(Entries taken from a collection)
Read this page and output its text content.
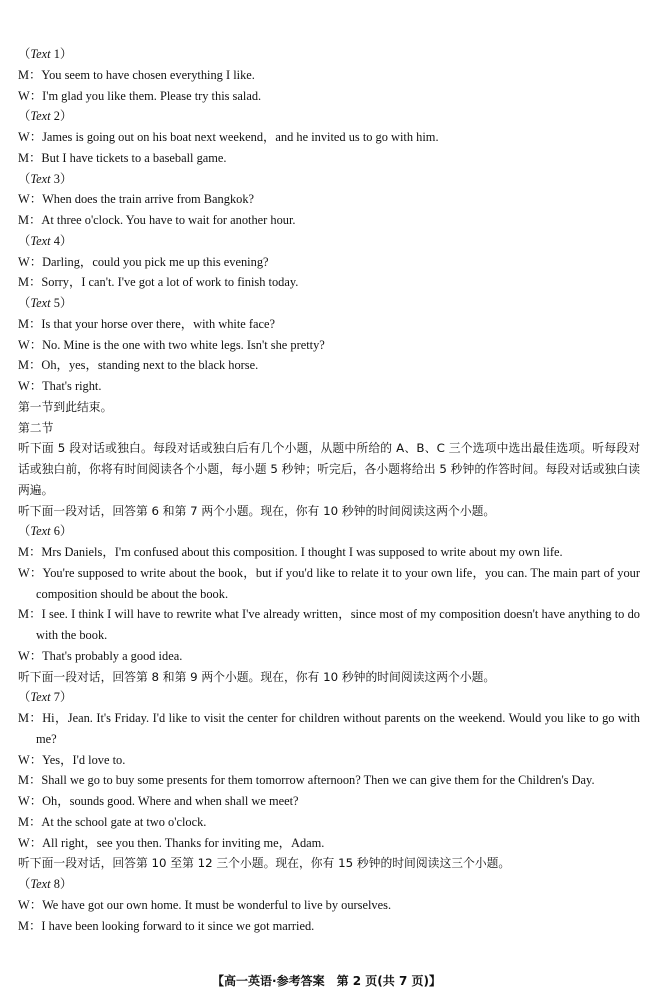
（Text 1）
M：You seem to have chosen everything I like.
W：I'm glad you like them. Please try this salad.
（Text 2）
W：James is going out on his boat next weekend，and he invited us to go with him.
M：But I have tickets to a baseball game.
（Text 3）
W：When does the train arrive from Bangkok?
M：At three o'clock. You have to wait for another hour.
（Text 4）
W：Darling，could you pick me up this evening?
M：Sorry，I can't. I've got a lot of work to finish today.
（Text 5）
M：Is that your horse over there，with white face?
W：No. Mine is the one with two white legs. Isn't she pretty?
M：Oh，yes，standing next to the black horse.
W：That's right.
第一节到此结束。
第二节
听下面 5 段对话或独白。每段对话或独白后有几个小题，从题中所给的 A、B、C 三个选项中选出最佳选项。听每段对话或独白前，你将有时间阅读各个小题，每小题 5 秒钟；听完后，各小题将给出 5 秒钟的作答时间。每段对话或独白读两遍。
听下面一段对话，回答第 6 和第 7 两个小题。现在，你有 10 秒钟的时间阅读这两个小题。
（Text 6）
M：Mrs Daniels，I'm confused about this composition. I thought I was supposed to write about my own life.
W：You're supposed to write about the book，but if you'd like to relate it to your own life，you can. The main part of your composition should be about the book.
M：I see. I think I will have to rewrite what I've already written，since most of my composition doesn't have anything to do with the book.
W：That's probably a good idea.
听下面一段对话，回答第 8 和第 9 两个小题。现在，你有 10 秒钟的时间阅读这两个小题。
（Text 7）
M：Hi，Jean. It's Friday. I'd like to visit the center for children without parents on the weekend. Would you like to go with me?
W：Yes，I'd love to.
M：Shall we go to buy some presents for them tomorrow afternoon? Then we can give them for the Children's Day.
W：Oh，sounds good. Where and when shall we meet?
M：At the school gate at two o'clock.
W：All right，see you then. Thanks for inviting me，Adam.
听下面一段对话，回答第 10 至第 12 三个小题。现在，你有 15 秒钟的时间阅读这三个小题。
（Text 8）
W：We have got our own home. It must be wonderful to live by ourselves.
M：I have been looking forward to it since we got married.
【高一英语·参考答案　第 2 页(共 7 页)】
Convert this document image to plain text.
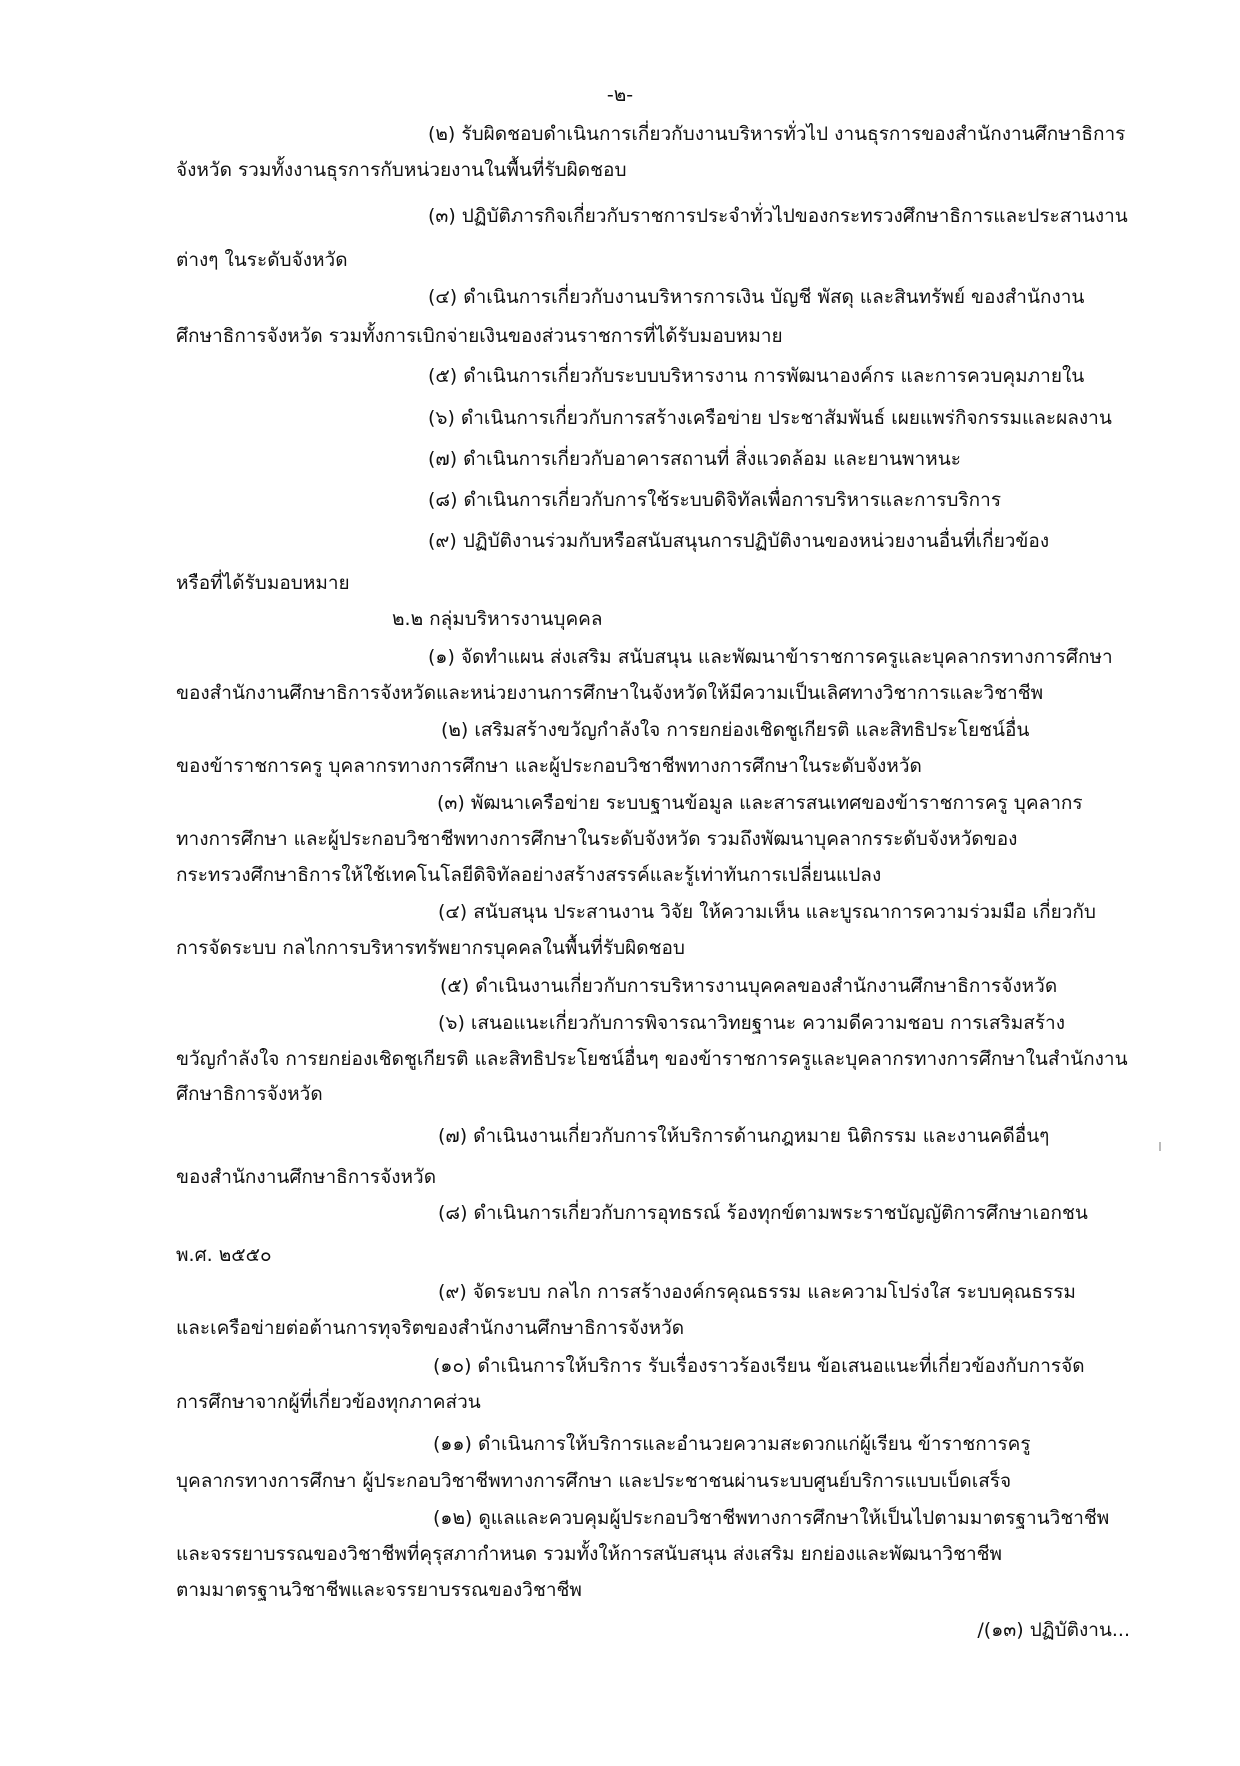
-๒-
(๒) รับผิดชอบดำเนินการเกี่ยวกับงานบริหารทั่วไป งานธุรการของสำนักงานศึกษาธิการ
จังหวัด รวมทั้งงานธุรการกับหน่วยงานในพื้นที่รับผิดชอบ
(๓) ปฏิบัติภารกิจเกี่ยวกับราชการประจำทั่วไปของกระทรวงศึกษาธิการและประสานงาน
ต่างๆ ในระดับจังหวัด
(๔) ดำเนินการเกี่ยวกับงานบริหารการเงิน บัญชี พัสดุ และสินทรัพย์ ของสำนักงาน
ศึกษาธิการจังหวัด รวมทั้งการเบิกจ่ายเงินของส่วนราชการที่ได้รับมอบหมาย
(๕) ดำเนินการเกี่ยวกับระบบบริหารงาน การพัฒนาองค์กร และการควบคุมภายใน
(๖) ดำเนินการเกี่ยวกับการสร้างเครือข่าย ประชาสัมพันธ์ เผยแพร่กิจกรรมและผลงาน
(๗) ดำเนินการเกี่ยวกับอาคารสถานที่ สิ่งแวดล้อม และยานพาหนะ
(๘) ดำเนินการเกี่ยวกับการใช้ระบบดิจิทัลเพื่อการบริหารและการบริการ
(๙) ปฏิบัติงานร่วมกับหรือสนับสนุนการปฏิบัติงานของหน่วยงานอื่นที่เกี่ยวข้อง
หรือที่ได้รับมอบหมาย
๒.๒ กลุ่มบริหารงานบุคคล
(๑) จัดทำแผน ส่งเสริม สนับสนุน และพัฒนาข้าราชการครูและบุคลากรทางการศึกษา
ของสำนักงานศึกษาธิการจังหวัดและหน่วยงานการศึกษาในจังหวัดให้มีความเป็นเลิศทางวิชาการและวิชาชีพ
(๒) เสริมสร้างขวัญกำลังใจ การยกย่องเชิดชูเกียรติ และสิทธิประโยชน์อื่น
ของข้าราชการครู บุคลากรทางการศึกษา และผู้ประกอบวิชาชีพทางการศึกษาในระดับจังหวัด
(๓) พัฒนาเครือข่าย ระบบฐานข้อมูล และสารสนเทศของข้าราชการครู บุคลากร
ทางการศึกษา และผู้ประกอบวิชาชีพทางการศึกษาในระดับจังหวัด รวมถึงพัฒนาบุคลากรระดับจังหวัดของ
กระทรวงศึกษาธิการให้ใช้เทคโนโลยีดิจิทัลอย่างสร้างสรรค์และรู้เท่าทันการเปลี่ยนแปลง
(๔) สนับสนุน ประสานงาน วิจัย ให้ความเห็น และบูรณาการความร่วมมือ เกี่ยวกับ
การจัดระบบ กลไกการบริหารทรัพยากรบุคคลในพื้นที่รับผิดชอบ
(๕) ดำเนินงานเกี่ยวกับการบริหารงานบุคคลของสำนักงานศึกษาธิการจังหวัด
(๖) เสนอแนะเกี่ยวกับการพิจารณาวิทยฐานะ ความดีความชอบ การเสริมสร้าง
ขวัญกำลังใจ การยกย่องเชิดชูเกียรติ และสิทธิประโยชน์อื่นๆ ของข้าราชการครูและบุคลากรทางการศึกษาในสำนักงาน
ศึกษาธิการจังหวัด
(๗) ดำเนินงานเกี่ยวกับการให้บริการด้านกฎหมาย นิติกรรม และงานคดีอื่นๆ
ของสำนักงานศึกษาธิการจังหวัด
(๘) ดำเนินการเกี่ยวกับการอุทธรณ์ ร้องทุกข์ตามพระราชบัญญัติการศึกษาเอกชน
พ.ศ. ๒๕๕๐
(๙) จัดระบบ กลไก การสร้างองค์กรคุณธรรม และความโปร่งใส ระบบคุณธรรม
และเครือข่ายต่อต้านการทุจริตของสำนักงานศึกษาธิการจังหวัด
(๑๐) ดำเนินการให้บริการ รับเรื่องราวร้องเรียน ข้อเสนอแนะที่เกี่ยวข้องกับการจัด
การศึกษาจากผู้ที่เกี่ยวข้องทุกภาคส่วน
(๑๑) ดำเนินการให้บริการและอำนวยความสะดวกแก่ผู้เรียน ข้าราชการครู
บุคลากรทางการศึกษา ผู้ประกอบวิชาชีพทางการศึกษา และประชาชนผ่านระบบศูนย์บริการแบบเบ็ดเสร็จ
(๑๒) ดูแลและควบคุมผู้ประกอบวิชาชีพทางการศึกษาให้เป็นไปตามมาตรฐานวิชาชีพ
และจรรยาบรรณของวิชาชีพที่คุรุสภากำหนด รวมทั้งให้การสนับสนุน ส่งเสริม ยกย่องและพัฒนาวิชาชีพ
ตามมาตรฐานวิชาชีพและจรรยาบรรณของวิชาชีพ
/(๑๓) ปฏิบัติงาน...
--
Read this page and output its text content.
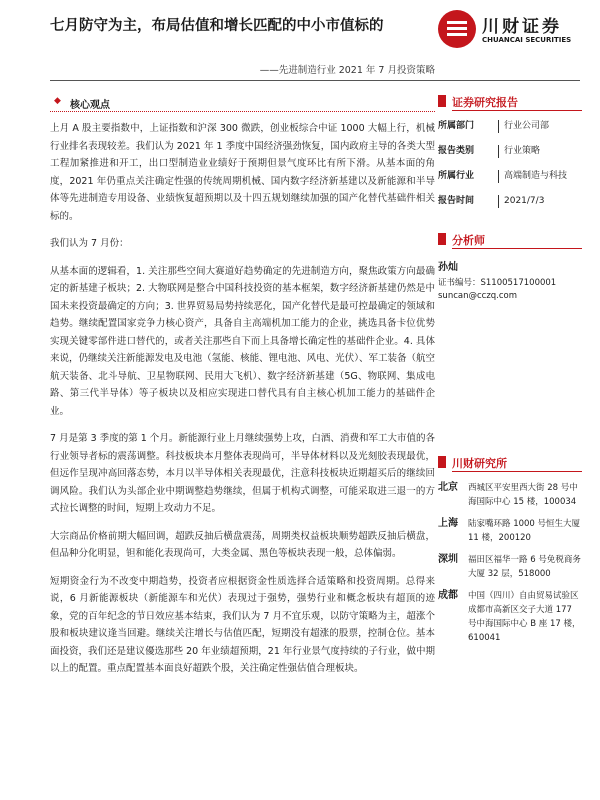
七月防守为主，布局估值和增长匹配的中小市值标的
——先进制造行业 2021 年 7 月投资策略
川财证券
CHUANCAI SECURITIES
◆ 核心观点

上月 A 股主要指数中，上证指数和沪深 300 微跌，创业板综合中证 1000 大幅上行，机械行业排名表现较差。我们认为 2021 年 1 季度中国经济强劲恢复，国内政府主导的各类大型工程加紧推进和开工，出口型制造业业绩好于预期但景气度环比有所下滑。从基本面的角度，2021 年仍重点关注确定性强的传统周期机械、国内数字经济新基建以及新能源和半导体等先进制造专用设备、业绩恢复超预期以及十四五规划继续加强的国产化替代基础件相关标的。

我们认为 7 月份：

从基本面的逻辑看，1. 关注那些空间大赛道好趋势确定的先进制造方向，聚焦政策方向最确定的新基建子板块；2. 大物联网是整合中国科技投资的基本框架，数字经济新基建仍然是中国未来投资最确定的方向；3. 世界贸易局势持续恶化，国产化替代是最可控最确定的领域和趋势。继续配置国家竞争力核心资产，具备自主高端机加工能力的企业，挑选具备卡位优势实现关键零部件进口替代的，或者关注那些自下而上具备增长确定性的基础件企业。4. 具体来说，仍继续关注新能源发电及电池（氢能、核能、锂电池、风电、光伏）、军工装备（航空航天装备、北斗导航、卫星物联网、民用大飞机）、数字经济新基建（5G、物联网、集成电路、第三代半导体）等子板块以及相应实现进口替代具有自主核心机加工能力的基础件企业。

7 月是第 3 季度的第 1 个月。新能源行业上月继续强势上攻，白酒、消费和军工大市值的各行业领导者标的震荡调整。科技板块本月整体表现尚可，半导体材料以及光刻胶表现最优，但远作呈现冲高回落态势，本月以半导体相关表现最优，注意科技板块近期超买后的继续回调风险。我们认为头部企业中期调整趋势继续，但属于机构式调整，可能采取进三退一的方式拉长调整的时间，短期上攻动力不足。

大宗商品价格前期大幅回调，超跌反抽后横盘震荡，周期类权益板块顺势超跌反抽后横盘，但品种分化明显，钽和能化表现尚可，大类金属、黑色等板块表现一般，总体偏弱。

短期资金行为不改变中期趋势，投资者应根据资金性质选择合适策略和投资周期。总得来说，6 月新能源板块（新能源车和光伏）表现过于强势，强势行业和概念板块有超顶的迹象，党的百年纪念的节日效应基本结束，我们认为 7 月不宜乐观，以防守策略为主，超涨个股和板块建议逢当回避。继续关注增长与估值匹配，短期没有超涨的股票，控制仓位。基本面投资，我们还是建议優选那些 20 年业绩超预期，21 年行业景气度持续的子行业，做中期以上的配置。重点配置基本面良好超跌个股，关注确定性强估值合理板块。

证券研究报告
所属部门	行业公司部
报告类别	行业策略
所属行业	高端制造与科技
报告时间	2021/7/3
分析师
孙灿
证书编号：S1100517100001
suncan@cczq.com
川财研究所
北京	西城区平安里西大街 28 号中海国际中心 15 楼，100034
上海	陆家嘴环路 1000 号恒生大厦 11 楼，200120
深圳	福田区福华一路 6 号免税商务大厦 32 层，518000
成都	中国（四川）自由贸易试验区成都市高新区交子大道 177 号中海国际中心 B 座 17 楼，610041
...
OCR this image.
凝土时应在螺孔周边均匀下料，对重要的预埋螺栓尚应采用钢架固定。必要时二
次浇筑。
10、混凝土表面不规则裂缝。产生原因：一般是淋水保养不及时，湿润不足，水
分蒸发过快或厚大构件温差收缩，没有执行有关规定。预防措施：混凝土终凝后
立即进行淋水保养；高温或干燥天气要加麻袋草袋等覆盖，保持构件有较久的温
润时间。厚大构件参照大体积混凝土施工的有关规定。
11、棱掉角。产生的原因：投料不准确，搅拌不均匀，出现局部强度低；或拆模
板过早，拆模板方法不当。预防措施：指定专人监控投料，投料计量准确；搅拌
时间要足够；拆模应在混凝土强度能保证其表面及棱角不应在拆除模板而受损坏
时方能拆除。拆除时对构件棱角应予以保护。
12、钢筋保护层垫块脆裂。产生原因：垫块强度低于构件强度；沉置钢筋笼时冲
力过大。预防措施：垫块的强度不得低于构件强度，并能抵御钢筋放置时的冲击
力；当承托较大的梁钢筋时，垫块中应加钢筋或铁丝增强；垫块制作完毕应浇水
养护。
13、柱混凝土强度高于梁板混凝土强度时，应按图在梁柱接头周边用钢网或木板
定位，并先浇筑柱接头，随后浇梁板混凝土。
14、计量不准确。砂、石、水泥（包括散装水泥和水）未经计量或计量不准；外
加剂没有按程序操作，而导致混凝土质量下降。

YOUR OBJECTIVE: Only lines with the word "กงานศ" are wanted, so copy each one from the records.

EXPECTED ANSWER:
(๒) รับผิดชอบดำเนินการเกี่ยวกับงานบริหารทั่วไป งานธุรการของสำนักงานศึกษาธิการ
ของสำนักงานศึกษาธิการจังหวัดและหน่วยงานการศึกษาในจังหวัดให้มีความเป็นเลิศทางวิชาการและวิชาชีพ
(๕) ดำเนินงานเกี่ยวกับการบริหารงานบุคคลของสำนักงานศึกษาธิการจังหวัด
ของสำนักงานศึกษาธิการจังหวัด
และเครือข่ายต่อต้านการทุจริตของสำนักงานศึกษาธิการจังหวัด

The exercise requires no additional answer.